Filter the records for lines holding the string "комфортности".

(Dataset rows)
════════
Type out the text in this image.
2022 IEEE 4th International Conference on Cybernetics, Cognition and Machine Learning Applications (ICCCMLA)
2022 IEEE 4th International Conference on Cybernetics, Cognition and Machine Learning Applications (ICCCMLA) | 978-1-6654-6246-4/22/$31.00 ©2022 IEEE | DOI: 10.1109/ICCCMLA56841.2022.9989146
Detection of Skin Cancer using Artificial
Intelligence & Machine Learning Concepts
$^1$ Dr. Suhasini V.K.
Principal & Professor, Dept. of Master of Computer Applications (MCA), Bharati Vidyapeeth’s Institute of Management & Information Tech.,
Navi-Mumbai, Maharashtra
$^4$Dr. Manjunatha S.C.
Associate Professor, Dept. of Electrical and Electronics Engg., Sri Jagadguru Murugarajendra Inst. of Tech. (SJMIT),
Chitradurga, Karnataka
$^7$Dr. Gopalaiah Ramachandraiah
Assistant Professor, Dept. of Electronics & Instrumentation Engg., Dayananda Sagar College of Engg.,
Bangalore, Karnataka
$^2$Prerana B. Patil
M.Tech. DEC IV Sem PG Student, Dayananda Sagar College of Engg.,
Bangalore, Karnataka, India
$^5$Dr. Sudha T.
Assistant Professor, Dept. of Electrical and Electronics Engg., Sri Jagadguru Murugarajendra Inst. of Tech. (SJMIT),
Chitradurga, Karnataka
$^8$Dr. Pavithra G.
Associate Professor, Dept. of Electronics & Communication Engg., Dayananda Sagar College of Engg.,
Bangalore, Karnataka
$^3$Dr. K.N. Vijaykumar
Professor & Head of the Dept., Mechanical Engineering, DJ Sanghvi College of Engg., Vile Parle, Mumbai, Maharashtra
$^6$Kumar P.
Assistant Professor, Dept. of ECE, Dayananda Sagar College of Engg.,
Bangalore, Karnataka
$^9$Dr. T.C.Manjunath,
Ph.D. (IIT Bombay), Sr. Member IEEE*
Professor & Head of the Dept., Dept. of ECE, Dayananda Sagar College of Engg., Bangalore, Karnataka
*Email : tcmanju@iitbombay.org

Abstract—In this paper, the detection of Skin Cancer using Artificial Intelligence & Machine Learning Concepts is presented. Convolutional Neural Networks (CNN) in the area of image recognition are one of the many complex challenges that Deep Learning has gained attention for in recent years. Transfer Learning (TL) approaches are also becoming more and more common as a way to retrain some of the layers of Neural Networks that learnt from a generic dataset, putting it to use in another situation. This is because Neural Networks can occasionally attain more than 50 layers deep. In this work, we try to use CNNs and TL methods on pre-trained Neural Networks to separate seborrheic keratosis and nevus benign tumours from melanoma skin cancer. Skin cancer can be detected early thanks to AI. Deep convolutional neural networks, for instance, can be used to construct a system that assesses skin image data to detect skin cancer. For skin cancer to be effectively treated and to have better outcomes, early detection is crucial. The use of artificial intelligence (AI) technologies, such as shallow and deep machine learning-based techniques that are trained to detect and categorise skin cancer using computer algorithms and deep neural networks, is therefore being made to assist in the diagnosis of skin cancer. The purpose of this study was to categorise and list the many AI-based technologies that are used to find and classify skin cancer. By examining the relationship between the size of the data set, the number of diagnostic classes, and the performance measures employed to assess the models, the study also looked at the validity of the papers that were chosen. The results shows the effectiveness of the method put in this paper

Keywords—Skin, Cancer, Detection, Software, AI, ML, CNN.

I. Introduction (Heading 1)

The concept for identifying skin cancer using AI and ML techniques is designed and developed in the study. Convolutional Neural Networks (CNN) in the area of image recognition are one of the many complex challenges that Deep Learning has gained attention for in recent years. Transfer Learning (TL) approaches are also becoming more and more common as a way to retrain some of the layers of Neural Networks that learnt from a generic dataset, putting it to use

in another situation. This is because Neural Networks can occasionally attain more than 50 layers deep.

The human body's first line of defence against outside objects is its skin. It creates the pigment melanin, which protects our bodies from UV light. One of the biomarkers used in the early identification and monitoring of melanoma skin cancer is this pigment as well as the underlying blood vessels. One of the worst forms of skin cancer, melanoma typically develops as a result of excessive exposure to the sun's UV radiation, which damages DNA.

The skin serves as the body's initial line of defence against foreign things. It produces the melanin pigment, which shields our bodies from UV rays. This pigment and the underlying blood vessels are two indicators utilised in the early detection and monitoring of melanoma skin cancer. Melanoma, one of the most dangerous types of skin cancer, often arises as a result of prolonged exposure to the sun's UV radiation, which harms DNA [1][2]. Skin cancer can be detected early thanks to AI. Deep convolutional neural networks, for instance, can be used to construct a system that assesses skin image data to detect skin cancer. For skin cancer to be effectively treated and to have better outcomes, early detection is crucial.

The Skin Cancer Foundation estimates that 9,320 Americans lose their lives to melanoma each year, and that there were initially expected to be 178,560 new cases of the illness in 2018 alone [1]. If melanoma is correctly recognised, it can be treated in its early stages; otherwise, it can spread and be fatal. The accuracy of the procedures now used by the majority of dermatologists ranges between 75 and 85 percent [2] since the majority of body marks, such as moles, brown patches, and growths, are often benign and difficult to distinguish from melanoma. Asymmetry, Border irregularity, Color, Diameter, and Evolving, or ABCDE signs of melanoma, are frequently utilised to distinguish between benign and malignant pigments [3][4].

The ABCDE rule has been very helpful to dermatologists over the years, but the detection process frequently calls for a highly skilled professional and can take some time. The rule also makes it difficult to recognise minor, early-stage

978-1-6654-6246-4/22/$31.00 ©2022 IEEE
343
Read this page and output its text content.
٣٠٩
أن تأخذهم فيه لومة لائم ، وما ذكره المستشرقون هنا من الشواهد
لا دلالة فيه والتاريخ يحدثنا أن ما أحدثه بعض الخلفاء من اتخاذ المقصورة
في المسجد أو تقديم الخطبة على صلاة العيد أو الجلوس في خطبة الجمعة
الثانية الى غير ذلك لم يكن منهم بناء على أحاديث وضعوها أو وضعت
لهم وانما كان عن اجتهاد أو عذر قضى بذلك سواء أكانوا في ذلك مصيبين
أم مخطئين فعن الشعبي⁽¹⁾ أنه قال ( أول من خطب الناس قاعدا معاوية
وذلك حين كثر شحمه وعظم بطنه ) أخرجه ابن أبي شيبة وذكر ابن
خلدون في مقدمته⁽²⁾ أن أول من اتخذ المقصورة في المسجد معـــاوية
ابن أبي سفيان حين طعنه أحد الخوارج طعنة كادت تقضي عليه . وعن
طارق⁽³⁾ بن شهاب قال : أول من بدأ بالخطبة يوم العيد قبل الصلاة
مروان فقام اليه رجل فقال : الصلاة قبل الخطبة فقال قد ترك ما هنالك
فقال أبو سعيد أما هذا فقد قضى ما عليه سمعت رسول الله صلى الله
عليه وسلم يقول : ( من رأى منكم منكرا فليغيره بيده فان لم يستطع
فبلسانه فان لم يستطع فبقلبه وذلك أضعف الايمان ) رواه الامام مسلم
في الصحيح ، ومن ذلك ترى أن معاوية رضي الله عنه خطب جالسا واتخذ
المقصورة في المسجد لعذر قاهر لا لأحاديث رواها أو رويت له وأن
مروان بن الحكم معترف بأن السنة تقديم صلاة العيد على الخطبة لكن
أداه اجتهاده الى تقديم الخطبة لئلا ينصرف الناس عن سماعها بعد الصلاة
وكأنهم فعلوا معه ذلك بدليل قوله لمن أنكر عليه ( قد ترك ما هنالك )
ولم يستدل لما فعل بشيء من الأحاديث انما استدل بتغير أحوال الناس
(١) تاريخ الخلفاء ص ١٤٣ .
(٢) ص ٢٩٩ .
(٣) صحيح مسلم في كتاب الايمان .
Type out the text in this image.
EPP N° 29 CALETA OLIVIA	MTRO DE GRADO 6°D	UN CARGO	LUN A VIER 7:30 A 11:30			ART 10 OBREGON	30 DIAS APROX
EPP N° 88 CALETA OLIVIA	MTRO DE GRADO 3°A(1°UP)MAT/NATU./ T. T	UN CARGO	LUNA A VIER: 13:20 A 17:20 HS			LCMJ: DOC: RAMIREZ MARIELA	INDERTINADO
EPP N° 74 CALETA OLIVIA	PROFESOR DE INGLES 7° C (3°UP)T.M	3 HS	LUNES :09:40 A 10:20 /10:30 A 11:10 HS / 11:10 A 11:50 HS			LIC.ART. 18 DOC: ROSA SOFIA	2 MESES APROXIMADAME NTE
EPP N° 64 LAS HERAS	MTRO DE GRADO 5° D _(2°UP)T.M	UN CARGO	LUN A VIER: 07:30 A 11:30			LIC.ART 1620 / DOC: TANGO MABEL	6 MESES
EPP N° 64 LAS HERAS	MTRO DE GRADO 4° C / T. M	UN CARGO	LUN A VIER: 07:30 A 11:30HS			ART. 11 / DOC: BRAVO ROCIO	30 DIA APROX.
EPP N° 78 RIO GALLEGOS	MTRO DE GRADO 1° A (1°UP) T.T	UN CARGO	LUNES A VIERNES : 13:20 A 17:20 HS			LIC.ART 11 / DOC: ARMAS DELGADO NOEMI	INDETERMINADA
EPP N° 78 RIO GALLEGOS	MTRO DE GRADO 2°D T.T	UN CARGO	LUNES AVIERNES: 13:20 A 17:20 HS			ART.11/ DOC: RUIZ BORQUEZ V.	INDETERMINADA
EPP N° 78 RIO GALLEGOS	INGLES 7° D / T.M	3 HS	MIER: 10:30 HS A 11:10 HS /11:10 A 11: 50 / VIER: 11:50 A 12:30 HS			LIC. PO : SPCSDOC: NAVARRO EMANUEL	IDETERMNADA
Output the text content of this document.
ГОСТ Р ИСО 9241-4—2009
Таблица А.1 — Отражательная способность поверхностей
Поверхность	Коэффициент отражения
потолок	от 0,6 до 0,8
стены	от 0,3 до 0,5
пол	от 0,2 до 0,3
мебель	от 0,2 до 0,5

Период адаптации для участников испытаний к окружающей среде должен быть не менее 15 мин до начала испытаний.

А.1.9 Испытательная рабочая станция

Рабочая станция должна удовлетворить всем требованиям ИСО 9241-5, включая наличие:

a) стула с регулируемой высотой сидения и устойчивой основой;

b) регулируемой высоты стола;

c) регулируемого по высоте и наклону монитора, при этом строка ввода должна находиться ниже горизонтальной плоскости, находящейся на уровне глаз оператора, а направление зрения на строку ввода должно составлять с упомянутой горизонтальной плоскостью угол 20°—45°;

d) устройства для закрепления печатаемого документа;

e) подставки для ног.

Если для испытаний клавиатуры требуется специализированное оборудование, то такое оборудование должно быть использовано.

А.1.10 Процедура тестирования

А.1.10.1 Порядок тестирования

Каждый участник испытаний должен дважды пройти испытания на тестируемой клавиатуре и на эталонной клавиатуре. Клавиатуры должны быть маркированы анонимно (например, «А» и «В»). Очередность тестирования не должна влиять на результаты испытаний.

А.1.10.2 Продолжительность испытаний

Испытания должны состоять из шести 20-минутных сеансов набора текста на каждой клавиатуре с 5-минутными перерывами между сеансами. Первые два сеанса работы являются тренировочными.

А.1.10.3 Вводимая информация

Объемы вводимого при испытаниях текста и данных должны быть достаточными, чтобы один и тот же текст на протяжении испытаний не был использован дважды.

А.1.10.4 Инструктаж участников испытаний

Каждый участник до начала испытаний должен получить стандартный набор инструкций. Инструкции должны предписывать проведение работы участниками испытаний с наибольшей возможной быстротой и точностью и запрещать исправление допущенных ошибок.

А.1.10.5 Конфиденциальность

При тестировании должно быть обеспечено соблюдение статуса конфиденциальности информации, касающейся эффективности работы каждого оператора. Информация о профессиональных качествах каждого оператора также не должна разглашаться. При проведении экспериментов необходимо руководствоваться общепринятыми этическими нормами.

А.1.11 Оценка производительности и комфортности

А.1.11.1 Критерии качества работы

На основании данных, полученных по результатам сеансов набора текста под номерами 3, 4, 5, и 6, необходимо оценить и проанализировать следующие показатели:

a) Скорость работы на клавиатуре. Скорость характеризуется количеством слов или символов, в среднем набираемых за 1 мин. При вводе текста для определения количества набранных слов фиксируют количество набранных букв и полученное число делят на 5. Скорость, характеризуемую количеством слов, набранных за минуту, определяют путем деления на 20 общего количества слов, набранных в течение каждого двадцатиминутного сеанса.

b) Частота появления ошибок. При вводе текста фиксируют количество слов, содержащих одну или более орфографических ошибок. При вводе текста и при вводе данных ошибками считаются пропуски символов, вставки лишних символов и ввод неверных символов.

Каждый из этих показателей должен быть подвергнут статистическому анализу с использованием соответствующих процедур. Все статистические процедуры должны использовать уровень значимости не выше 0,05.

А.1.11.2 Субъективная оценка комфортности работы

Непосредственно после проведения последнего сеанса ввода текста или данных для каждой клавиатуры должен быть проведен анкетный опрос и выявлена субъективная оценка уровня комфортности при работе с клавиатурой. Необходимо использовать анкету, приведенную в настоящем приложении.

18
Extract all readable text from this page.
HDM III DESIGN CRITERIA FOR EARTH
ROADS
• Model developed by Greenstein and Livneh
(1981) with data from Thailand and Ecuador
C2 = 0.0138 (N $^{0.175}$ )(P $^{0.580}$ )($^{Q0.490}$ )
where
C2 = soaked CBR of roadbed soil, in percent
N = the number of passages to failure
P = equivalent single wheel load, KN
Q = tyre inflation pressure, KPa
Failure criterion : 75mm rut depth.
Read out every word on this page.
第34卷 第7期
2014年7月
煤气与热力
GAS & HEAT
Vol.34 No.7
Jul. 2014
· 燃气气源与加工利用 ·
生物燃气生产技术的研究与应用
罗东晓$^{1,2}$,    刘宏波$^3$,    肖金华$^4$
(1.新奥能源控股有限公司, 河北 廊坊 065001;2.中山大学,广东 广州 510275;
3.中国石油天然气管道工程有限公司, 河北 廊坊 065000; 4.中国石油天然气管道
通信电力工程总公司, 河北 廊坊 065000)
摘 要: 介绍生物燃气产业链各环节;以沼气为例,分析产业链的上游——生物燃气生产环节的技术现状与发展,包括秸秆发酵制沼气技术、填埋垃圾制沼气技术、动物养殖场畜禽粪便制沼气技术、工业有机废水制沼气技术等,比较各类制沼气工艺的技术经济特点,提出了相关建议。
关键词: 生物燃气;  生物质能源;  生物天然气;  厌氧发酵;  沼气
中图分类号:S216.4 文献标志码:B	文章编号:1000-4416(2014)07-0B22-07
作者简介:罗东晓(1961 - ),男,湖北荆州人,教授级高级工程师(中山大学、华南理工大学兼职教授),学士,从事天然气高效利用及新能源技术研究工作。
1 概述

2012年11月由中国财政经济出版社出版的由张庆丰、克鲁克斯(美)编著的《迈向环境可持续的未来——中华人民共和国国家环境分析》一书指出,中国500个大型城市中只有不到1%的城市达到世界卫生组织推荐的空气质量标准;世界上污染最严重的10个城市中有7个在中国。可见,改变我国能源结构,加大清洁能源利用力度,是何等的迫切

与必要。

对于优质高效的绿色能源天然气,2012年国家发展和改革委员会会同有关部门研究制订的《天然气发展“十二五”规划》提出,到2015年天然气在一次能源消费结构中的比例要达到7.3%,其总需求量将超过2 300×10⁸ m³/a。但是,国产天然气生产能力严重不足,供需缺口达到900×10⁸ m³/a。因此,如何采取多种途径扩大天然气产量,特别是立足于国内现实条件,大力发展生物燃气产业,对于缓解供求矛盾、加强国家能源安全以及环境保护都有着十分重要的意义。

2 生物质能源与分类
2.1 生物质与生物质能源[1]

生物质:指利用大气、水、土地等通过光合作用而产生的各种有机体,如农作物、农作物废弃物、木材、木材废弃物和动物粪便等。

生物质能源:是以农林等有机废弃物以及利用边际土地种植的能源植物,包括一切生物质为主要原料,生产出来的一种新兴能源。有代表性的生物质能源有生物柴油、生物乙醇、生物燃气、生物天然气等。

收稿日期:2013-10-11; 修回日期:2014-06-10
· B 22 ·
════════
## Completed task
А.1.11 Оценка производительности и комфортности
А.1.11.2 Субъективная оценка комфортности работы
Непосредственно после проведения последнего сеанса ввода текста или данных для каждой клавиатуры должен быть проведен анкетный опрос и выявлена субъективная оценка уровня комфортности при работе с клавиатурой. Необходимо использовать анкету, приведенную в настоящем приложении.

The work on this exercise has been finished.